● **AIM**:
Can you change every "battery-icon" in the records below to "power-icon" and reproduce the records with nothing else altered?

● **INPUT FOR THIS TASK**:

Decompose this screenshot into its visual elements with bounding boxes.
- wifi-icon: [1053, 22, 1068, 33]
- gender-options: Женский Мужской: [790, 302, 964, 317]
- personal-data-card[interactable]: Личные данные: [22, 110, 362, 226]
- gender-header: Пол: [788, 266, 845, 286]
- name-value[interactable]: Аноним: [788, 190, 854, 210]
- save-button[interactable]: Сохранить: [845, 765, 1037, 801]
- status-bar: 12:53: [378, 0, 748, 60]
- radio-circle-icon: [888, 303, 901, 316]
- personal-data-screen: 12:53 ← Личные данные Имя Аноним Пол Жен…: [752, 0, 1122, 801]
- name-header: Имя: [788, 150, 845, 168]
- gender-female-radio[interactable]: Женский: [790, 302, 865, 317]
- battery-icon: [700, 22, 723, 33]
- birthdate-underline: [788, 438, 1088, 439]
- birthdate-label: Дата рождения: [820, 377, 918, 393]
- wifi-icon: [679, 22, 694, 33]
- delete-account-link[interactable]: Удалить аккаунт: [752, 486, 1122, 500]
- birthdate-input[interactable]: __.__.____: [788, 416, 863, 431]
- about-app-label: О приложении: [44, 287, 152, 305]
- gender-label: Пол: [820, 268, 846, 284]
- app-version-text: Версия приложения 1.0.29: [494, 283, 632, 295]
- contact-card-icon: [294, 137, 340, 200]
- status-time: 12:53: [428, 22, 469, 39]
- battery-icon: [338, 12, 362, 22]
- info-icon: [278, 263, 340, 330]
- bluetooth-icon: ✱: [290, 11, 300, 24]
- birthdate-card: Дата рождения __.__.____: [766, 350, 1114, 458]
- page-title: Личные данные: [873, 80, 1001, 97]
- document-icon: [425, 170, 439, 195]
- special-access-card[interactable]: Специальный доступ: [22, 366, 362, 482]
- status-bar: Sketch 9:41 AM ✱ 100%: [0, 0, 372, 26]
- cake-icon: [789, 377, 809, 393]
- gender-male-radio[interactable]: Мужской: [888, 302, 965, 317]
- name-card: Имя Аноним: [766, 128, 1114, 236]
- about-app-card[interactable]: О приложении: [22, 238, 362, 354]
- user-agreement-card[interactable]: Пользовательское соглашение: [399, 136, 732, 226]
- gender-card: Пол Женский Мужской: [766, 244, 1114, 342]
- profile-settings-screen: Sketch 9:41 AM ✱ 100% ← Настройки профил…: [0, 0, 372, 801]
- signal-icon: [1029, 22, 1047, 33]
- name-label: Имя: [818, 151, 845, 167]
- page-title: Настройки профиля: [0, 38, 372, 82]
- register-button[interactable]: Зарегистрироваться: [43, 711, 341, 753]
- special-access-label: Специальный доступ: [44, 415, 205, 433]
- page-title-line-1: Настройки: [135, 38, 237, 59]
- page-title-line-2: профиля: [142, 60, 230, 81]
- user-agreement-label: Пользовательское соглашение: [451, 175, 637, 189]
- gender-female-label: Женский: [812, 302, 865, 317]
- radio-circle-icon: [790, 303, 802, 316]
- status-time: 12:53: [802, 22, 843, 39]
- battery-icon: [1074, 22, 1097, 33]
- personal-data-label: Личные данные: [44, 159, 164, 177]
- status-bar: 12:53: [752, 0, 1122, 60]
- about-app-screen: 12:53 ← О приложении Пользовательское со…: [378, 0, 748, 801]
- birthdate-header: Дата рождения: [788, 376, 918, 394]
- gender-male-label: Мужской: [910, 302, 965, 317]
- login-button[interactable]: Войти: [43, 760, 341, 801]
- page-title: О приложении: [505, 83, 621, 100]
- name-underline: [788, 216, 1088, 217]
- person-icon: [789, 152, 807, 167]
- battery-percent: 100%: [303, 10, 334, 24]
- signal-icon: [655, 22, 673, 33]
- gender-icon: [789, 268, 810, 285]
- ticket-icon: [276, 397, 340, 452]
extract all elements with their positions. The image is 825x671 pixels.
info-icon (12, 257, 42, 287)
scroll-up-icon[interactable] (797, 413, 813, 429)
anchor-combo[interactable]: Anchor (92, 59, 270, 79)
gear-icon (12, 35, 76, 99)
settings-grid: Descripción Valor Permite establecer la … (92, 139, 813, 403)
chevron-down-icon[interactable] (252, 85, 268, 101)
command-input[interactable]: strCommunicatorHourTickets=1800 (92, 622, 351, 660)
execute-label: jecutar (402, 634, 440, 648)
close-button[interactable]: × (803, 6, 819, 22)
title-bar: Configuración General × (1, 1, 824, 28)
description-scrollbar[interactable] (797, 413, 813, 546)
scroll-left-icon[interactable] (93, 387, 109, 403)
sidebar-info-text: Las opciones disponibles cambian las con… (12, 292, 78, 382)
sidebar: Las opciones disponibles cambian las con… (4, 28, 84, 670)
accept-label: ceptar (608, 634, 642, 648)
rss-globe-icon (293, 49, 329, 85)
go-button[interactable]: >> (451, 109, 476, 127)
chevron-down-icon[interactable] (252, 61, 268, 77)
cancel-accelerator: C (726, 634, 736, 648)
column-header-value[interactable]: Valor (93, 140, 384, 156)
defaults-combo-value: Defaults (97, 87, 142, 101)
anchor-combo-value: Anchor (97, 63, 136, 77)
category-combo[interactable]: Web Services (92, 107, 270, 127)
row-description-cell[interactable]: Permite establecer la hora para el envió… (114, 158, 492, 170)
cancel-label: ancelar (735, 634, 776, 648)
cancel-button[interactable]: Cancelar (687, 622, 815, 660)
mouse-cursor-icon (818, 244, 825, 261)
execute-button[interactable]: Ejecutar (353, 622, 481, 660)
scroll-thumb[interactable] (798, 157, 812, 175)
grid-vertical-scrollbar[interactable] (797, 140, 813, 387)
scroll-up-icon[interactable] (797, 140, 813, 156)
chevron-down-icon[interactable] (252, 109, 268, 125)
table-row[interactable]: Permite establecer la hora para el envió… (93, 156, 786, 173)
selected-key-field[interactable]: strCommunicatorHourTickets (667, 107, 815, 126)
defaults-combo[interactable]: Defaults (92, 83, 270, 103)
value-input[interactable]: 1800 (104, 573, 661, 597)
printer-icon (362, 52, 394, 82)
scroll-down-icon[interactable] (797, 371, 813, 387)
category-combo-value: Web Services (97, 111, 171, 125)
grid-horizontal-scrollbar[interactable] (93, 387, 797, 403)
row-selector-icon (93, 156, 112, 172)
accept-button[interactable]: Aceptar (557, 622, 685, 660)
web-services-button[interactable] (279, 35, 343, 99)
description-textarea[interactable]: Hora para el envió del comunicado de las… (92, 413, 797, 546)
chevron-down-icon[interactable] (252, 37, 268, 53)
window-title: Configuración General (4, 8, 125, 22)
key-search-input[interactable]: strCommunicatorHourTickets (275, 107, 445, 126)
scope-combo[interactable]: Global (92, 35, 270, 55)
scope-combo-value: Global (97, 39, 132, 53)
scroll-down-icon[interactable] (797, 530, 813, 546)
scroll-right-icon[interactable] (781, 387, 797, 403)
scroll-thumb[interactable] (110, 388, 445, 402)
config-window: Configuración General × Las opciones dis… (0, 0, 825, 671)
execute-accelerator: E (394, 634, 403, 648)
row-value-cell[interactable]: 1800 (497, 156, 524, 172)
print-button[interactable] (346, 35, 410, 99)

● **ANSWER BELOW**:
Decompose this screenshot into its visual elements with bounding boxes.
- wifi-icon: [1053, 22, 1068, 33]
- gender-options: Женский Мужской: [790, 302, 964, 317]
- personal-data-card[interactable]: Личные данные: [22, 110, 362, 226]
- gender-header: Пол: [788, 266, 845, 286]
- name-value[interactable]: Аноним: [788, 190, 854, 210]
- save-button[interactable]: Сохранить: [845, 765, 1037, 801]
- status-bar: 12:53: [378, 0, 748, 60]
- radio-circle-icon: [888, 303, 901, 316]
- personal-data-screen: 12:53 ← Личные данные Имя Аноним Пол Жен…: [752, 0, 1122, 801]
- name-header: Имя: [788, 150, 845, 168]
- gender-female-radio[interactable]: Женский: [790, 302, 865, 317]
- power-icon: [700, 22, 723, 33]
- birthdate-underline: [788, 438, 1088, 439]
- birthdate-label: Дата рождения: [820, 377, 918, 393]
- wifi-icon: [679, 22, 694, 33]
- delete-account-link[interactable]: Удалить аккаунт: [752, 486, 1122, 500]
- birthdate-input[interactable]: __.__.____: [788, 416, 863, 431]
- about-app-label: О приложении: [44, 287, 152, 305]
- gender-label: Пол: [820, 268, 846, 284]
- app-version-text: Версия приложения 1.0.29: [494, 283, 632, 295]
- contact-card-icon: [294, 137, 340, 200]
- status-time: 12:53: [428, 22, 469, 39]
- power-icon: [338, 12, 362, 22]
- info-icon: [278, 263, 340, 330]
- bluetooth-icon: ✱: [290, 11, 300, 24]
- birthdate-card: Дата рождения __.__.____: [766, 350, 1114, 458]
- page-title: Личные данные: [873, 80, 1001, 97]
- document-icon: [425, 170, 439, 195]
- special-access-card[interactable]: Специальный доступ: [22, 366, 362, 482]
- status-bar: Sketch 9:41 AM ✱ 100%: [0, 0, 372, 26]
- cake-icon: [789, 377, 809, 393]
- gender-male-radio[interactable]: Мужской: [888, 302, 965, 317]
- name-card: Имя Аноним: [766, 128, 1114, 236]
- about-app-card[interactable]: О приложении: [22, 238, 362, 354]
- user-agreement-card[interactable]: Пользовательское соглашение: [399, 136, 732, 226]
- gender-card: Пол Женский Мужской: [766, 244, 1114, 342]
- profile-settings-screen: Sketch 9:41 AM ✱ 100% ← Настройки профил…: [0, 0, 372, 801]
- signal-icon: [1029, 22, 1047, 33]
- name-label: Имя: [818, 151, 845, 167]
- page-title: Настройки профиля: [0, 38, 372, 82]
- register-button[interactable]: Зарегистрироваться: [43, 711, 341, 753]
- special-access-label: Специальный доступ: [44, 415, 205, 433]
- page-title-line-1: Настройки: [135, 38, 237, 59]
- page-title-line-2: профиля: [142, 60, 230, 81]
- user-agreement-label: Пользовательское соглашение: [451, 175, 637, 189]
- gender-female-label: Женский: [812, 302, 865, 317]
- radio-circle-icon: [790, 303, 802, 316]
- status-time: 12:53: [802, 22, 843, 39]
- power-icon: [1074, 22, 1097, 33]
- personal-data-label: Личные данные: [44, 159, 164, 177]
- status-bar: 12:53: [752, 0, 1122, 60]
- about-app-screen: 12:53 ← О приложении Пользовательское со…: [378, 0, 748, 801]
- birthdate-header: Дата рождения: [788, 376, 918, 394]
- gender-male-label: Мужской: [910, 302, 965, 317]
- login-button[interactable]: Войти: [43, 760, 341, 801]
- page-title: О приложении: [505, 83, 621, 100]
- name-underline: [788, 216, 1088, 217]
- person-icon: [789, 152, 807, 167]
- battery-percent: 100%: [303, 10, 334, 24]
- signal-icon: [655, 22, 673, 33]
- gender-icon: [789, 268, 810, 285]
- ticket-icon: [276, 397, 340, 452]
extract all elements with their positions. The image is 825x671 pixels.
info-icon (12, 257, 42, 287)
scroll-up-icon[interactable] (797, 413, 813, 429)
anchor-combo[interactable]: Anchor (92, 59, 270, 79)
gear-icon (12, 35, 76, 99)
settings-grid: Descripción Valor Permite establecer la … (92, 139, 813, 403)
chevron-down-icon[interactable] (252, 85, 268, 101)
command-input[interactable]: strCommunicatorHourTickets=1800 (92, 622, 351, 660)
execute-label: jecutar (402, 634, 440, 648)
close-button[interactable]: × (803, 6, 819, 22)
title-bar: Configuración General × (1, 1, 824, 28)
description-scrollbar[interactable] (797, 413, 813, 546)
scroll-left-icon[interactable] (93, 387, 109, 403)
sidebar-info-text: Las opciones disponibles cambian las con… (12, 292, 78, 382)
sidebar: Las opciones disponibles cambian las con… (4, 28, 84, 670)
accept-label: ceptar (608, 634, 642, 648)
rss-globe-icon (293, 49, 329, 85)
go-button[interactable]: >> (451, 109, 476, 127)
chevron-down-icon[interactable] (252, 61, 268, 77)
cancel-accelerator: C (726, 634, 736, 648)
column-header-value[interactable]: Valor (93, 140, 384, 156)
defaults-combo-value: Defaults (97, 87, 142, 101)
anchor-combo-value: Anchor (97, 63, 136, 77)
category-combo[interactable]: Web Services (92, 107, 270, 127)
row-description-cell[interactable]: Permite establecer la hora para el envió… (114, 158, 492, 170)
cancel-label: ancelar (735, 634, 776, 648)
cancel-button[interactable]: Cancelar (687, 622, 815, 660)
mouse-cursor-icon (818, 244, 825, 261)
execute-button[interactable]: Ejecutar (353, 622, 481, 660)
scroll-thumb[interactable] (798, 157, 812, 175)
grid-vertical-scrollbar[interactable] (797, 140, 813, 387)
scroll-up-icon[interactable] (797, 140, 813, 156)
chevron-down-icon[interactable] (252, 109, 268, 125)
table-row[interactable]: Permite establecer la hora para el envió… (93, 156, 786, 173)
selected-key-field[interactable]: strCommunicatorHourTickets (667, 107, 815, 126)
defaults-combo[interactable]: Defaults (92, 83, 270, 103)
value-input[interactable]: 1800 (104, 573, 661, 597)
printer-icon (362, 52, 394, 82)
scroll-down-icon[interactable] (797, 371, 813, 387)
category-combo-value: Web Services (97, 111, 171, 125)
grid-horizontal-scrollbar[interactable] (93, 387, 797, 403)
row-selector-icon (93, 156, 112, 172)
accept-button[interactable]: Aceptar (557, 622, 685, 660)
web-services-button[interactable] (279, 35, 343, 99)
description-textarea[interactable]: Hora para el envió del comunicado de las… (92, 413, 797, 546)
chevron-down-icon[interactable] (252, 37, 268, 53)
window-title: Configuración General (4, 8, 125, 22)
key-search-input[interactable]: strCommunicatorHourTickets (275, 107, 445, 126)
scope-combo[interactable]: Global (92, 35, 270, 55)
scope-combo-value: Global (97, 39, 132, 53)
scroll-down-icon[interactable] (797, 530, 813, 546)
scroll-right-icon[interactable] (781, 387, 797, 403)
scroll-thumb[interactable] (110, 388, 445, 402)
config-window: Configuración General × Las opciones dis… (0, 0, 825, 671)
execute-accelerator: E (394, 634, 403, 648)
row-value-cell[interactable]: 1800 (497, 156, 524, 172)
print-button[interactable] (346, 35, 410, 99)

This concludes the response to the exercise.